- _Problem description_: Rewrite each of the records with "schematic diagram" changed to "wiring diagram" and everything else left as it is.

☆ ☆ ☆ ☆ ☆ ☆ ☆

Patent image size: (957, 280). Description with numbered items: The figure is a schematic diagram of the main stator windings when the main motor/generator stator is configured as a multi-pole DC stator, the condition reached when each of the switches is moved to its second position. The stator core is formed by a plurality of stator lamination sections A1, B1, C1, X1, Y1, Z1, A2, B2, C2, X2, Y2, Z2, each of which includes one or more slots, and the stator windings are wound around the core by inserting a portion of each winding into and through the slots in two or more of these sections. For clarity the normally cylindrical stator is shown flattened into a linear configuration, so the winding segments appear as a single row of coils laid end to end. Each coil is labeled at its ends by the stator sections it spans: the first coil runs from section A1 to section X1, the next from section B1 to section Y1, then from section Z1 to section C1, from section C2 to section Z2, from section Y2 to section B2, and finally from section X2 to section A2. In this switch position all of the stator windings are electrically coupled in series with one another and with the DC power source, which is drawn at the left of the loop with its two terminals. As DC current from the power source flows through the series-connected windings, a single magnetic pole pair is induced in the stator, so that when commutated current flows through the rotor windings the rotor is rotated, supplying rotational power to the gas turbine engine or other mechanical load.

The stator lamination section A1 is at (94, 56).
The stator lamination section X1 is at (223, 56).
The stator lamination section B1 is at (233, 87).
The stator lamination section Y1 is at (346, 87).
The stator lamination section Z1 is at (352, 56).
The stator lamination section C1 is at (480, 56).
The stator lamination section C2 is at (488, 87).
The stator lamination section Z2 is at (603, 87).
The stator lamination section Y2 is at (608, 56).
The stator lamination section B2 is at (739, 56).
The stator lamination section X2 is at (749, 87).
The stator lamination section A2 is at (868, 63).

☆ ☆ ☆ ☆ ☆ ☆ ☆

- _Task answer_:
Patent image size: (957, 280). Description with numbered items: The figure is a wiring diagram of the main stator windings when the main motor/generator stator is configured as a multi-pole DC stator, the condition reached when each of the switches is moved to its second position. The stator core is formed by a plurality of stator lamination sections A1, B1, C1, X1, Y1, Z1, A2, B2, C2, X2, Y2, Z2, each of which includes one or more slots, and the stator windings are wound around the core by inserting a portion of each winding into and through the slots in two or more of these sections. For clarity the normally cylindrical stator is shown flattened into a linear configuration, so the winding segments appear as a single row of coils laid end to end. Each coil is labeled at its ends by the stator sections it spans: the first coil runs from section A1 to section X1, the next from section B1 to section Y1, then from section Z1 to section C1, from section C2 to section Z2, from section Y2 to section B2, and finally from section X2 to section A2. In this switch position all of the stator windings are electrically coupled in series with one another and with the DC power source, which is drawn at the left of the loop with its two terminals. As DC current from the power source flows through the series-connected windings, a single magnetic pole pair is induced in the stator, so that when commutated current flows through the rotor windings the rotor is rotated, supplying rotational power to the gas turbine engine or other mechanical load.

The stator lamination section A1 is at (94, 56).
The stator lamination section X1 is at (223, 56).
The stator lamination section B1 is at (233, 87).
The stator lamination section Y1 is at (346, 87).
The stator lamination section Z1 is at (352, 56).
The stator lamination section C1 is at (480, 56).
The stator lamination section C2 is at (488, 87).
The stator lamination section Z2 is at (603, 87).
The stator lamination section Y2 is at (608, 56).
The stator lamination section B2 is at (739, 56).
The stator lamination section X2 is at (749, 87).
The stator lamination section A2 is at (868, 63).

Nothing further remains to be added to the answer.